**TASKS AND EXERCISES:**
1. According to the article about "That Girl," what was the song's peak position on the Billboard Hot 100?
2. Reproduce the passage of the article about "That Girl" word for word, starting at "Marques Houston singles" and ending at "from the album.".

Single by Marques Houston

from the album MH
- Released: March 26, 2003
- Genre: R&B
- Length: 3:36
- Label: TUG
- Songwriter(s): Kowan "Q" Paul; Patrick "J. Que" Smith; Shaffer Smith; Milton Davis;
- Producer(s): Paul

Marques Houston singles chronology
|  | "That Girl" (2003) | "Clubbin'" (2003) |

= That Girl (Marques Houston song) =

"That Girl" is the debut solo single from R&B singer Marques Houston and the first taken from his debut album, MH in the US. In the UK, however, "Clubbin'" was released there as the first single from the album.

"That Girl" was originally for Ne-Yo, who co-wrote it, but after Columbia Records dropped him, the song was given to Houston. The song was his first single to chart on the Billboard Hot 100, peaking at number sixty-three in the US.

**SUPPLIED DATA:**
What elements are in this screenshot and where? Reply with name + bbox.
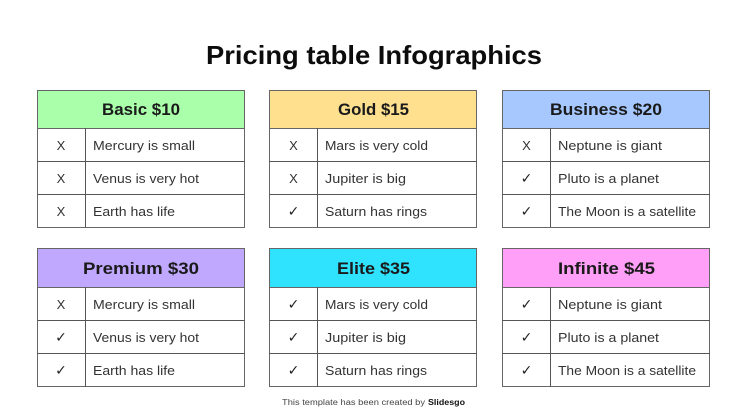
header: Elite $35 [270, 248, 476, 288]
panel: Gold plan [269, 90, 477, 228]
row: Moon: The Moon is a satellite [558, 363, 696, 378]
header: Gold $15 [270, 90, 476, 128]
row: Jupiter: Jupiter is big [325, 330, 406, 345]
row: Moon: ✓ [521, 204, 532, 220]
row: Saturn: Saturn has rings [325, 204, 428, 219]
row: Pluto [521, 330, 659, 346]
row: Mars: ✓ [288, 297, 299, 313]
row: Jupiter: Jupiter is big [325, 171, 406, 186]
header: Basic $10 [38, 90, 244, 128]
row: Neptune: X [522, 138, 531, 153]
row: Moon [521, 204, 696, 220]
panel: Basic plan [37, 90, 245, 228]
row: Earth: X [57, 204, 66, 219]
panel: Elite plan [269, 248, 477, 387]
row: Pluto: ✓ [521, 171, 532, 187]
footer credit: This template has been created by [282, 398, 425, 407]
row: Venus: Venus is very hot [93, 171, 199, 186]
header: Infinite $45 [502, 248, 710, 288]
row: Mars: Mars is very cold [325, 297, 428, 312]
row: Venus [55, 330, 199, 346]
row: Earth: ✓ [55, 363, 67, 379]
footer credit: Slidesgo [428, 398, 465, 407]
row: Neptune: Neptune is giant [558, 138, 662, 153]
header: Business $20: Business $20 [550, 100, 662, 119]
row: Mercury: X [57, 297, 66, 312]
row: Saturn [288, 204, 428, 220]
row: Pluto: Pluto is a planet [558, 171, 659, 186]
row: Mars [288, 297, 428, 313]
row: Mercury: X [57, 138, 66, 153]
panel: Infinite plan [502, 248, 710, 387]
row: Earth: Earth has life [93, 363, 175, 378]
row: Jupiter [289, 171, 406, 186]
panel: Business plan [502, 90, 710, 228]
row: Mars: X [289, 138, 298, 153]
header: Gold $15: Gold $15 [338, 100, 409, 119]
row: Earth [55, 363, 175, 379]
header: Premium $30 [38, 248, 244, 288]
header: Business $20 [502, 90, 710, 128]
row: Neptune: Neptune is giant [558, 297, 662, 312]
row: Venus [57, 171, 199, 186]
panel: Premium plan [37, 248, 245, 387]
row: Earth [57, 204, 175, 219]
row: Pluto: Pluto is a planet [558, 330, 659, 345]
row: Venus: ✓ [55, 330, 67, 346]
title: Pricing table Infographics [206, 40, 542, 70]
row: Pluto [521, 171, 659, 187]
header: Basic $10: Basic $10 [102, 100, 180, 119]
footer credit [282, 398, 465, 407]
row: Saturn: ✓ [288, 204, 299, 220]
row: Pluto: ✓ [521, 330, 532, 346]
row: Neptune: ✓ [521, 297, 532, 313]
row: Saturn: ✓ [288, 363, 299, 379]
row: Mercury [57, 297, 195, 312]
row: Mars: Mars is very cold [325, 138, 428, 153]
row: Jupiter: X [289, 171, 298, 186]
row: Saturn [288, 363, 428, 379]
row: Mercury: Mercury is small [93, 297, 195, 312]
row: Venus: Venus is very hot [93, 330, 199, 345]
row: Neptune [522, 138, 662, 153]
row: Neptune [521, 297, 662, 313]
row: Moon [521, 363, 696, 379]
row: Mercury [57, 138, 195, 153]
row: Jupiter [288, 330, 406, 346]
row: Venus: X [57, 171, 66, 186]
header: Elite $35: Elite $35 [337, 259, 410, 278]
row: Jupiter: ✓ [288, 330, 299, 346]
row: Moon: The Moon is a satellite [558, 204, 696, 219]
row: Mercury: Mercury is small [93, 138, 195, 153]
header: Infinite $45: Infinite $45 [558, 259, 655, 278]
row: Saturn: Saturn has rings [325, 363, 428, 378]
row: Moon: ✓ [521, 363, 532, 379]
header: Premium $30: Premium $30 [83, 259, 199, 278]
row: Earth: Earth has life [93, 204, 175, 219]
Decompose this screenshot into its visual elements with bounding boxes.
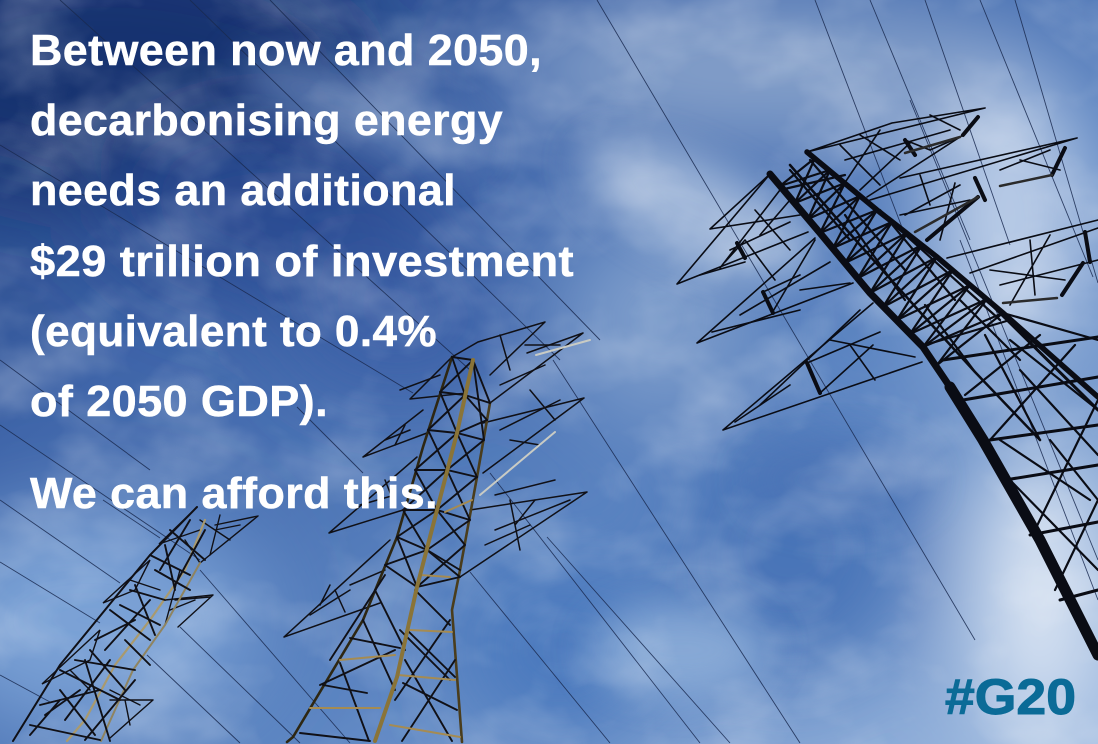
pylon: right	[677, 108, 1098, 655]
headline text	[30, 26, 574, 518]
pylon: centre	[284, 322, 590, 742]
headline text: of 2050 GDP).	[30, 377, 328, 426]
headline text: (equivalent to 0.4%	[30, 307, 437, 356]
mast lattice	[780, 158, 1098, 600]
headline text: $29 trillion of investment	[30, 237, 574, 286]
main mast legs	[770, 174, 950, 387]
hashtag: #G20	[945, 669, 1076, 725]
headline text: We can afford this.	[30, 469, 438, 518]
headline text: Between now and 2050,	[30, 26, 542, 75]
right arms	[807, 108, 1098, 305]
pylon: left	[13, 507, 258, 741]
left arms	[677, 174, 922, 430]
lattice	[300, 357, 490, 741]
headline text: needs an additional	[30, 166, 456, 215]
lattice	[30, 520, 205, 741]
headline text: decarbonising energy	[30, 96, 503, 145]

--

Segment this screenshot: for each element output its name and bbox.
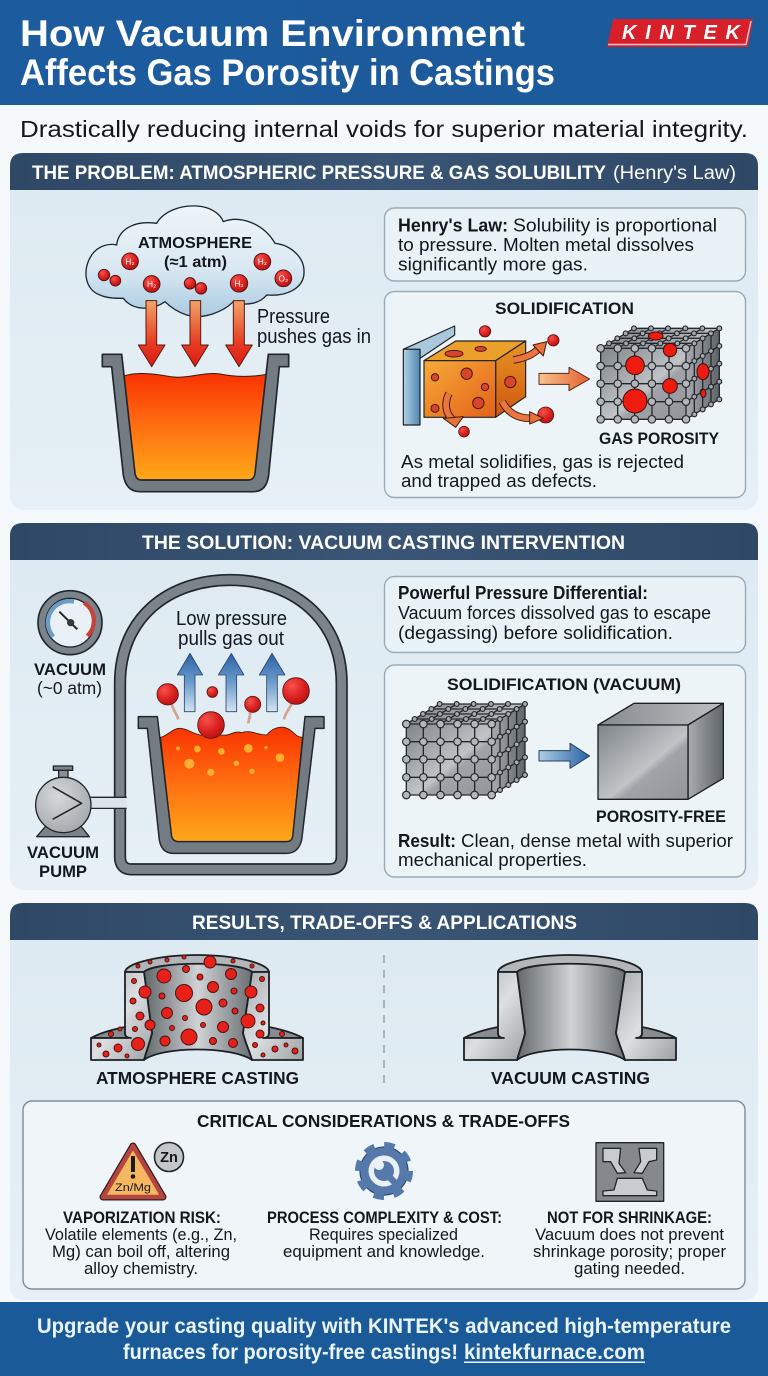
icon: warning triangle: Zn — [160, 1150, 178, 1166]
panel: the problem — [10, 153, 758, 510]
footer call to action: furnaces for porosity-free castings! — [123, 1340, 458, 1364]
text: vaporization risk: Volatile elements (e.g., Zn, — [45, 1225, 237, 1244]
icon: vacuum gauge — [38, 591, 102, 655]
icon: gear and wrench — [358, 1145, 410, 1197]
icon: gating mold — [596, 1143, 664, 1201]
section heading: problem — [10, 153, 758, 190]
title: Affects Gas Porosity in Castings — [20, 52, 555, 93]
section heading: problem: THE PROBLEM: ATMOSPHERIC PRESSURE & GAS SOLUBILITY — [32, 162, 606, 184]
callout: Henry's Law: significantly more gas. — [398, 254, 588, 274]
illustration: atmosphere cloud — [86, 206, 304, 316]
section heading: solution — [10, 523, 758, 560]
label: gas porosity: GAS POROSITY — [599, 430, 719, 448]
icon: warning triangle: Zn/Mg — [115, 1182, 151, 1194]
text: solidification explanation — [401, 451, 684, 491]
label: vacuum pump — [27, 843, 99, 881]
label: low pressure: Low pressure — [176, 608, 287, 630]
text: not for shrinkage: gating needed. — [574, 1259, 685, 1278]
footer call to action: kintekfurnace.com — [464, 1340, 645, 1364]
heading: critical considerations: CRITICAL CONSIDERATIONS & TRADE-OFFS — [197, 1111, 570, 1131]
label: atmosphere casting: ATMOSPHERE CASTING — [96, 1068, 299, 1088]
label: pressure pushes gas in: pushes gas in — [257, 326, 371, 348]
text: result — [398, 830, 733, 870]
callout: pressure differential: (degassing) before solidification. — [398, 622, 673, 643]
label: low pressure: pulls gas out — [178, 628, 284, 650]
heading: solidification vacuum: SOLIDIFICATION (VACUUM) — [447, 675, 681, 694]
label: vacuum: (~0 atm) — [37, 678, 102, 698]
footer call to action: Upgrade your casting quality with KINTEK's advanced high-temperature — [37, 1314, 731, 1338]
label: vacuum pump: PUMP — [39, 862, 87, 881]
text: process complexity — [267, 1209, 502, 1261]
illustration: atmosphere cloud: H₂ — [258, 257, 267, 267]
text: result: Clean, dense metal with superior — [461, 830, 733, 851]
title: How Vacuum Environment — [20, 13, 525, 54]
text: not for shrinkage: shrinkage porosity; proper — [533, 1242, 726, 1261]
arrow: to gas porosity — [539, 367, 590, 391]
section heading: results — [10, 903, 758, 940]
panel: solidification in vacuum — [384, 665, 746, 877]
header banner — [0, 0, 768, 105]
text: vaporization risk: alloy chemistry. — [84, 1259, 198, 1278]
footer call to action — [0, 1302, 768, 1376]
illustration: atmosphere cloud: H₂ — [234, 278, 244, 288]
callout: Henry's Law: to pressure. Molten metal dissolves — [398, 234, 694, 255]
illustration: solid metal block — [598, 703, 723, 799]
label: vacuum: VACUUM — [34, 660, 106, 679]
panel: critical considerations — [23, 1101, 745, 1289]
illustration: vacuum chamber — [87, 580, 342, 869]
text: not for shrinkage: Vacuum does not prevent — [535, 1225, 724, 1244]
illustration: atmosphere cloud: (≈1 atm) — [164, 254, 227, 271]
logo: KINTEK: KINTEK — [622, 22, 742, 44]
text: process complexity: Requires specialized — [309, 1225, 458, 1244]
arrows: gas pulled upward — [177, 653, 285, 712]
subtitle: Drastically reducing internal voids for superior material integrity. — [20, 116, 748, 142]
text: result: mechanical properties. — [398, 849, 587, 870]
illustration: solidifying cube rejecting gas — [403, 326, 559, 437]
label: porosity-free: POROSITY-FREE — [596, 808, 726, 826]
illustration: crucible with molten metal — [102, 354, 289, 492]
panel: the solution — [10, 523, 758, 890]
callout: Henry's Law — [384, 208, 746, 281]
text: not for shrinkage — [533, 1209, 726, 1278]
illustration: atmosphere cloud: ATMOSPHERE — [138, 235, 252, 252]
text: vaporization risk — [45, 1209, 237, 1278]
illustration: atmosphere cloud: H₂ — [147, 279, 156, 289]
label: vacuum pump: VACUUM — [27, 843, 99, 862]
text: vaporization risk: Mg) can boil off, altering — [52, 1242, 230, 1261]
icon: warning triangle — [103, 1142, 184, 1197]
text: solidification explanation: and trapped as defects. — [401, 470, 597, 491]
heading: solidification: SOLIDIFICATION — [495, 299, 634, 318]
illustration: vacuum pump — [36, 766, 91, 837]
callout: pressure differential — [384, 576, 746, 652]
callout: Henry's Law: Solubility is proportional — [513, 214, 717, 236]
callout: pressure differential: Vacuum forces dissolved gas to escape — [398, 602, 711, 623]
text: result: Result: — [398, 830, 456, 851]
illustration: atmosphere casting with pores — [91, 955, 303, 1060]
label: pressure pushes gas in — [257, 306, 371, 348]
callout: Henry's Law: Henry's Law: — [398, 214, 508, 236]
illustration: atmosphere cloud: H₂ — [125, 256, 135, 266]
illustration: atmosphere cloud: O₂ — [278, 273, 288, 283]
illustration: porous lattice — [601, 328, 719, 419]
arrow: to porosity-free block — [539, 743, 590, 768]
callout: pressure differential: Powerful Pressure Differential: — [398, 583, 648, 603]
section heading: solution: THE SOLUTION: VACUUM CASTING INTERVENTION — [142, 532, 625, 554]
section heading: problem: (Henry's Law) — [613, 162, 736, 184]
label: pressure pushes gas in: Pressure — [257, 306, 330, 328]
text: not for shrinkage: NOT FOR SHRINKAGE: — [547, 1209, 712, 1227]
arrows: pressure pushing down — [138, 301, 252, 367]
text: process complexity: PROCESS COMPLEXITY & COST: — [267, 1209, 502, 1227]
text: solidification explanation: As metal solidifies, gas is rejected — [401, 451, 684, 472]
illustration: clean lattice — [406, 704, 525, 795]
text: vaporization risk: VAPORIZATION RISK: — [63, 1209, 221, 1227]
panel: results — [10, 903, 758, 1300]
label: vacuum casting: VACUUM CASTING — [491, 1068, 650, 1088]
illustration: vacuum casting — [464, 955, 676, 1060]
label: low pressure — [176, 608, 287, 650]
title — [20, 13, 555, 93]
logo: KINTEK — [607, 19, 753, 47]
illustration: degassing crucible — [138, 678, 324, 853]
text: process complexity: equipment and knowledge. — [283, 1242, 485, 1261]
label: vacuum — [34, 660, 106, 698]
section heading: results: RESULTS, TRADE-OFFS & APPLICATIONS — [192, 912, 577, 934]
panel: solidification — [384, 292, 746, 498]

* * *

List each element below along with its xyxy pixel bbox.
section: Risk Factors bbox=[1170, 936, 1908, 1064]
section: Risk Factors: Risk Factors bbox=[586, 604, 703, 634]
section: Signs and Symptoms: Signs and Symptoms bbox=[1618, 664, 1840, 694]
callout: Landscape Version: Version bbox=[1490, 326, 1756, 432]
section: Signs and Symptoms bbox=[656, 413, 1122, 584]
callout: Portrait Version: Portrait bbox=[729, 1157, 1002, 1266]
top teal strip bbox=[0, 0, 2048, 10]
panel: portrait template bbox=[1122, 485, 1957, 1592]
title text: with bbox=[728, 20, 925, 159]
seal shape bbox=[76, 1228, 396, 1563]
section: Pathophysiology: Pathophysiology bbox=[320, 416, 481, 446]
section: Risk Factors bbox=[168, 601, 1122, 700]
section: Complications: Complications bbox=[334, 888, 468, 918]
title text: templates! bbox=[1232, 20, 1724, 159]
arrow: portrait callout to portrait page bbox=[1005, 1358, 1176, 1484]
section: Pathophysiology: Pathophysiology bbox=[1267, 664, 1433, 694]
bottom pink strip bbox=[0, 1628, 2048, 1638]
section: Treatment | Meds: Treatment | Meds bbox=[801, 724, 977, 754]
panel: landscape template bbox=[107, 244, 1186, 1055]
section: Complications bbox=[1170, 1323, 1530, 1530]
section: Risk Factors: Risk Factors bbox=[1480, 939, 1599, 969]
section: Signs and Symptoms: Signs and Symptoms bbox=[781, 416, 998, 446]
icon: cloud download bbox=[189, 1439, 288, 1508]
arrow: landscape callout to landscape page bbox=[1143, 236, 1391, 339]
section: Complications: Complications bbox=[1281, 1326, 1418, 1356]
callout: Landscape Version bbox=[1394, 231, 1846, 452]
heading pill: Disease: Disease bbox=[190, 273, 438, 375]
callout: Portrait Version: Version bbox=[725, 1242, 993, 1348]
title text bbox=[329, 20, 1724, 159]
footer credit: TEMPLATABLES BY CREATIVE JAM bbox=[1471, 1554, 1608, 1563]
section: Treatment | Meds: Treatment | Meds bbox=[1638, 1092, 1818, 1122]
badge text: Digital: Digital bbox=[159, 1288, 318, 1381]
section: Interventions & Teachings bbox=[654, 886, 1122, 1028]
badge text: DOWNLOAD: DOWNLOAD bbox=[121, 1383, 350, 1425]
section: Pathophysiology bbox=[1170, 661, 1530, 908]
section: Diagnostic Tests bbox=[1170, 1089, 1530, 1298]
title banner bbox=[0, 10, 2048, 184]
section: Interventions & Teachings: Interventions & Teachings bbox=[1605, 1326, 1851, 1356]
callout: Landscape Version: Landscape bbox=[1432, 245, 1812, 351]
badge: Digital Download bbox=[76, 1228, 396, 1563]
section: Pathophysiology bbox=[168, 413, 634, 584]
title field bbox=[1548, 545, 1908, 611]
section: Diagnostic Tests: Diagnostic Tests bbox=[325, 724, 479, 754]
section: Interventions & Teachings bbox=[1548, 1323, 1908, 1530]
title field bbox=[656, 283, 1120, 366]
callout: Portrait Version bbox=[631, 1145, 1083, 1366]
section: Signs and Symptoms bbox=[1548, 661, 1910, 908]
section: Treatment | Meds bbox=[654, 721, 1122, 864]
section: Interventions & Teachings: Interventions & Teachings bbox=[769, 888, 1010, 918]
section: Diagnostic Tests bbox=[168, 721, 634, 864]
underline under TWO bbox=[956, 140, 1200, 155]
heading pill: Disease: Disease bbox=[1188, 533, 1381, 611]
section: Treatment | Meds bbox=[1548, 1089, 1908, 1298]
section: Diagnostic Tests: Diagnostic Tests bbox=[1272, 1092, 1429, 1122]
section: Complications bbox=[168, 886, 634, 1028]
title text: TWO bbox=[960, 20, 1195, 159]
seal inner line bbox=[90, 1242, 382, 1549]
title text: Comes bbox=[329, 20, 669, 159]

**PROBLEM SOLUTIONS:**
1. It peaked at number sixty-three.

2.
Marques Houston singles chronology
|  | "That Girl" (2003) | "Clubbin'" (2003) |

= That Girl (Marques Houston song) =

"That Girl" is the debut solo single from R&B singer Marques Houston and the first taken from his debut album, MH in the US. In the UK, however, "Clubbin'" was released there as the first single from the album.